##### DATA EXTRACTS #####

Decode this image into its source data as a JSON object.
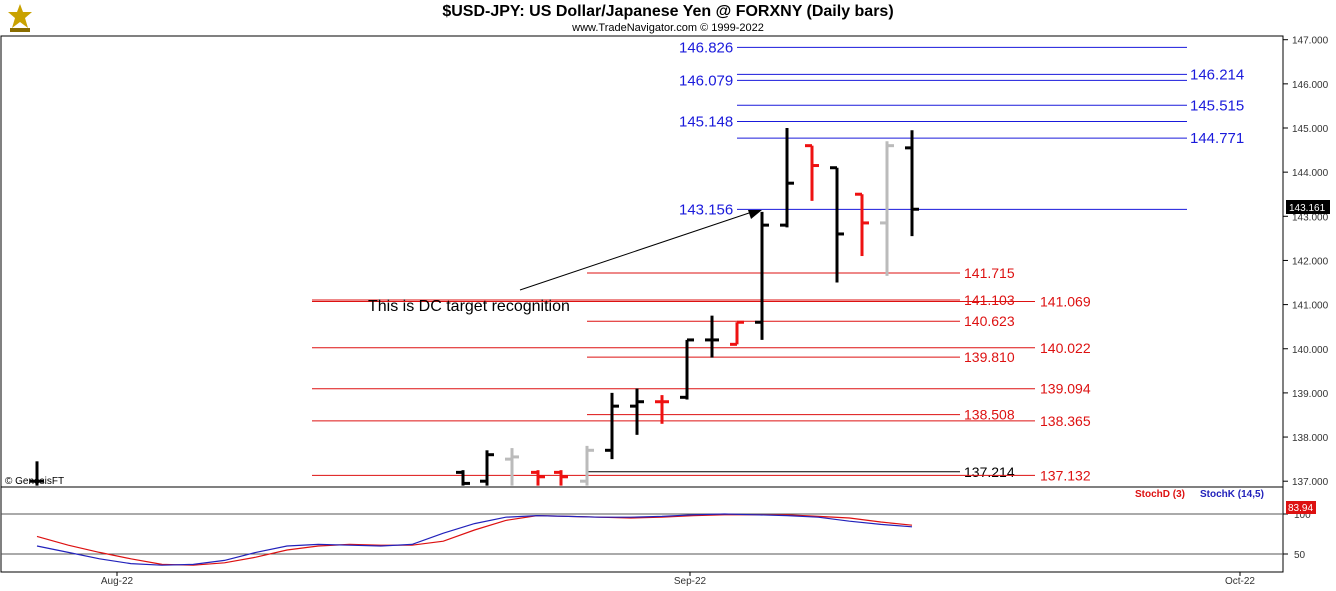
{
  "header": {
    "title": "$USD-JPY:  US Dollar/Japanese Yen @ FORXNY  (Daily bars)",
    "subtitle": "www.TradeNavigator.com © 1999-2022"
  },
  "colors": {
    "blue_level": "#1a1adb",
    "red_level": "#dd1111",
    "bar_up": "#000000",
    "bar_red": "#ee1111",
    "bar_gray": "#bbbbbb",
    "stoch_d": "#dd1111",
    "stoch_k": "#2222bb"
  },
  "chart_data": {
    "type": "bar",
    "title": "$USD-JPY:  US Dollar/Japanese Yen @ FORXNY  (Daily bars)",
    "price_axis": {
      "ylim": [
        136.8,
        147.2
      ],
      "ticks": [
        "147.000",
        "146.000",
        "145.000",
        "144.000",
        "143.000",
        "142.000",
        "141.000",
        "140.000",
        "139.000",
        "138.000",
        "137.000"
      ],
      "last_price": "143.161"
    },
    "x_ticks": [
      "Aug-22",
      "Sep-22",
      "Oct-22"
    ],
    "blue_levels": [
      "146.826",
      "146.079",
      "146.214",
      "145.515",
      "145.148",
      "144.771",
      "143.156"
    ],
    "red_levels": [
      "141.715",
      "141.103",
      "141.069",
      "140.623",
      "140.022",
      "139.810",
      "139.094",
      "138.508",
      "138.365",
      "137.214",
      "137.132"
    ],
    "ohlc_bars": [
      {
        "o": 137.0,
        "h": 137.45,
        "l": 136.9,
        "c": 137.0,
        "color": "black"
      },
      {
        "o": 137.2,
        "h": 137.25,
        "l": 136.9,
        "c": 136.95,
        "color": "black"
      },
      {
        "o": 137.0,
        "h": 137.7,
        "l": 136.9,
        "c": 137.6,
        "color": "black"
      },
      {
        "o": 137.5,
        "h": 137.75,
        "l": 136.9,
        "c": 137.55,
        "color": "gray"
      },
      {
        "o": 137.2,
        "h": 137.25,
        "l": 136.9,
        "c": 137.1,
        "color": "red"
      },
      {
        "o": 137.2,
        "h": 137.25,
        "l": 136.9,
        "c": 137.1,
        "color": "red"
      },
      {
        "o": 137.0,
        "h": 137.8,
        "l": 136.9,
        "c": 137.7,
        "color": "gray"
      },
      {
        "o": 137.7,
        "h": 139.0,
        "l": 137.5,
        "c": 138.7,
        "color": "black"
      },
      {
        "o": 138.7,
        "h": 139.1,
        "l": 138.05,
        "c": 138.8,
        "color": "black"
      },
      {
        "o": 138.8,
        "h": 138.95,
        "l": 138.3,
        "c": 138.8,
        "color": "red"
      },
      {
        "o": 138.9,
        "h": 140.2,
        "l": 138.85,
        "c": 140.2,
        "color": "black"
      },
      {
        "o": 140.2,
        "h": 140.75,
        "l": 139.8,
        "c": 140.2,
        "color": "black"
      },
      {
        "o": 140.1,
        "h": 140.6,
        "l": 140.1,
        "c": 140.6,
        "color": "red"
      },
      {
        "o": 140.6,
        "h": 143.1,
        "l": 140.2,
        "c": 142.8,
        "color": "black"
      },
      {
        "o": 142.8,
        "h": 145.0,
        "l": 142.75,
        "c": 143.75,
        "color": "black"
      },
      {
        "o": 144.6,
        "h": 144.6,
        "l": 143.35,
        "c": 144.15,
        "color": "red"
      },
      {
        "o": 144.1,
        "h": 144.1,
        "l": 141.5,
        "c": 142.6,
        "color": "black"
      },
      {
        "o": 143.5,
        "h": 143.5,
        "l": 142.1,
        "c": 142.85,
        "color": "red"
      },
      {
        "o": 142.85,
        "h": 144.7,
        "l": 141.65,
        "c": 144.6,
        "color": "gray"
      },
      {
        "o": 144.55,
        "h": 144.95,
        "l": 142.55,
        "c": 143.16,
        "color": "black"
      }
    ],
    "stochastic": {
      "labels": [
        "StochD (3)",
        "StochK (14,5)"
      ],
      "ylim": [
        0,
        110
      ],
      "ticks": [
        "100",
        "50"
      ],
      "last_value": "83.94",
      "stoch_d": [
        72,
        61,
        52,
        44,
        37,
        36,
        39,
        46,
        55,
        60,
        62,
        61,
        61,
        66,
        80,
        92,
        98,
        97,
        96,
        95,
        96,
        98,
        99,
        99,
        99,
        97,
        95,
        90,
        86
      ],
      "stoch_k": [
        60,
        52,
        44,
        38,
        36,
        37,
        42,
        52,
        60,
        62,
        61,
        60,
        62,
        76,
        88,
        96,
        98,
        97,
        96,
        96,
        97,
        99,
        100,
        99,
        98,
        96,
        91,
        87,
        84
      ]
    },
    "annotation": "This is DC target recognition",
    "watermark": "© GenesisFT"
  }
}
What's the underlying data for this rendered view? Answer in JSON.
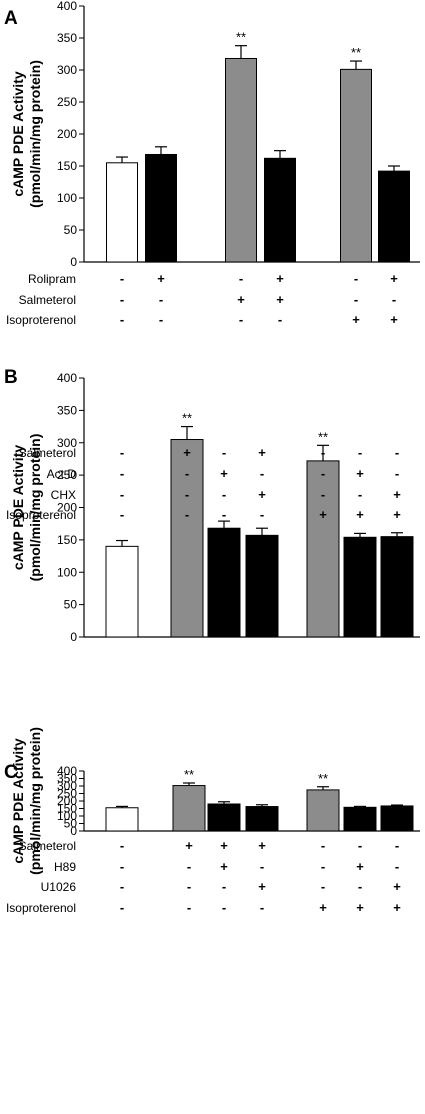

#####

### THE PROBLEM
Copy out the lines of the data where the word "JSON" can be found.

### ANSWER BOX
Decode this image into its source data as a JSON object.
What's the underlying data for this rendered view? Answer in JSON.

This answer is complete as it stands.